■ **RECORDS SUPPLIED**
****************
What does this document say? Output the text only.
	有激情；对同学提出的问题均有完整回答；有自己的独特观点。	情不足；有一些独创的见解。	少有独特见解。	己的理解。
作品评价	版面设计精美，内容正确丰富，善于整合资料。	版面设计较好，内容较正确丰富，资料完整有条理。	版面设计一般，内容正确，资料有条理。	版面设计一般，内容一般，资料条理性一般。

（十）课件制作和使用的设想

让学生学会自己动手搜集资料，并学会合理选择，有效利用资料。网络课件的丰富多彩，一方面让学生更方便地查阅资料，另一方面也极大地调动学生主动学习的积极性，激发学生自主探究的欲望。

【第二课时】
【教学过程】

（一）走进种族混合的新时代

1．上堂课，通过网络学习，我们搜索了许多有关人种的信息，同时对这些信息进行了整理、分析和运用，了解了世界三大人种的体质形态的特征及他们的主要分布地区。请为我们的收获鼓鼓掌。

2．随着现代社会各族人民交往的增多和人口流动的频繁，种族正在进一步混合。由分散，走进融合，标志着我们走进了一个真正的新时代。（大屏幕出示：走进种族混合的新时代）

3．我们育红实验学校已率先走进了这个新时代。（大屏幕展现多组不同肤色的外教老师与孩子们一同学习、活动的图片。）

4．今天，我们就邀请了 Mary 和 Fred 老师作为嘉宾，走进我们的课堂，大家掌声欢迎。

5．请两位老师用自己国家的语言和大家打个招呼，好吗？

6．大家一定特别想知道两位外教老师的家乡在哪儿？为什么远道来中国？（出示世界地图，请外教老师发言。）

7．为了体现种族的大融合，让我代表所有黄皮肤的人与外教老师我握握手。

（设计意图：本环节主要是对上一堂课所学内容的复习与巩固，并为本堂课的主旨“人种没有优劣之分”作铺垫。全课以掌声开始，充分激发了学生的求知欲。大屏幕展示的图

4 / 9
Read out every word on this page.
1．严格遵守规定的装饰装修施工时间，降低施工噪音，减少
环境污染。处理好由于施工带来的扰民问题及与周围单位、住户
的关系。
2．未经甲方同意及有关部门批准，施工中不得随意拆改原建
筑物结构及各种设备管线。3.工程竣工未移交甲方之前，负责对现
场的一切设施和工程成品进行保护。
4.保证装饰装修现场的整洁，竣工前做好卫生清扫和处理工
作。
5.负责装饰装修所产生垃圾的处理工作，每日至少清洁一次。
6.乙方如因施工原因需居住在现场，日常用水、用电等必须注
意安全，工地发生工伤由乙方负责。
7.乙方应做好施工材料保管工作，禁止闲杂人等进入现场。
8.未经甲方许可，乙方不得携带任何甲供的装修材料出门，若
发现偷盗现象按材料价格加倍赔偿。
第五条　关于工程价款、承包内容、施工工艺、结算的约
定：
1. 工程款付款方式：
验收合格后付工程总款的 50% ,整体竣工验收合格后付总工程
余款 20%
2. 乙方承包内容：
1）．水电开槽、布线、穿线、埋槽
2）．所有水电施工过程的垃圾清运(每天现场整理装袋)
****************
■ **WORK INSTRUCTIONS**
Return the full listing, character for character.

■ **RESULT OF THE TASK**
What does this document say? Output the text only.
	有激情；对同学提出的问题均有完整回答；有自己的独特观点。	情不足；有一些独创的见解。	少有独特见解。	己的理解。
作品评价	版面设计精美，内容正确丰富，善于整合资料。	版面设计较好，内容较正确丰富，资料完整有条理。	版面设计一般，内容正确，资料有条理。	版面设计一般，内容一般，资料条理性一般。

（十）课件制作和使用的设想

让学生学会自己动手搜集资料，并学会合理选择，有效利用资料。网络课件的丰富多彩，一方面让学生更方便地查阅资料，另一方面也极大地调动学生主动学习的积极性，激发学生自主探究的欲望。

【第二课时】
【教学过程】

（一）走进种族混合的新时代

1．上堂课，通过网络学习，我们搜索了许多有关人种的信息，同时对这些信息进行了整理、分析和运用，了解了世界三大人种的体质形态的特征及他们的主要分布地区。请为我们的收获鼓鼓掌。

2．随着现代社会各族人民交往的增多和人口流动的频繁，种族正在进一步混合。由分散，走进融合，标志着我们走进了一个真正的新时代。（大屏幕出示：走进种族混合的新时代）

3．我们育红实验学校已率先走进了这个新时代。（大屏幕展现多组不同肤色的外教老师与孩子们一同学习、活动的图片。）

4．今天，我们就邀请了 Mary 和 Fred 老师作为嘉宾，走进我们的课堂，大家掌声欢迎。

5．请两位老师用自己国家的语言和大家打个招呼，好吗？

6．大家一定特别想知道两位外教老师的家乡在哪儿？为什么远道来中国？（出示世界地图，请外教老师发言。）

7．为了体现种族的大融合，让我代表所有黄皮肤的人与外教老师我握握手。

（设计意图：本环节主要是对上一堂课所学内容的复习与巩固，并为本堂课的主旨“人种没有优劣之分”作铺垫。全课以掌声开始，充分激发了学生的求知欲。大屏幕展示的图

4 / 9
Read out every word on this page.
1．严格遵守规定的装饰装修施工时间，降低施工噪音，减少
环境污染。处理好由于施工带来的扰民问题及与周围单位、住户
的关系。
2．未经甲方同意及有关部门批准，施工中不得随意拆改原建
筑物结构及各种设备管线。3.工程竣工未移交甲方之前，负责对现
场的一切设施和工程成品进行保护。
4.保证装饰装修现场的整洁，竣工前做好卫生清扫和处理工
作。
5.负责装饰装修所产生垃圾的处理工作，每日至少清洁一次。
6.乙方如因施工原因需居住在现场，日常用水、用电等必须注
意安全，工地发生工伤由乙方负责。
7.乙方应做好施工材料保管工作，禁止闲杂人等进入现场。
8.未经甲方许可，乙方不得携带任何甲供的装修材料出门，若
发现偷盗现象按材料价格加倍赔偿。
第五条　关于工程价款、承包内容、施工工艺、结算的约
定：
1. 工程款付款方式：
验收合格后付工程总款的 50% ,整体竣工验收合格后付总工程
余款 20%
2. 乙方承包内容：
1）．水电开槽、布线、穿线、埋槽
2）．所有水电施工过程的垃圾清运(每天现场整理装袋)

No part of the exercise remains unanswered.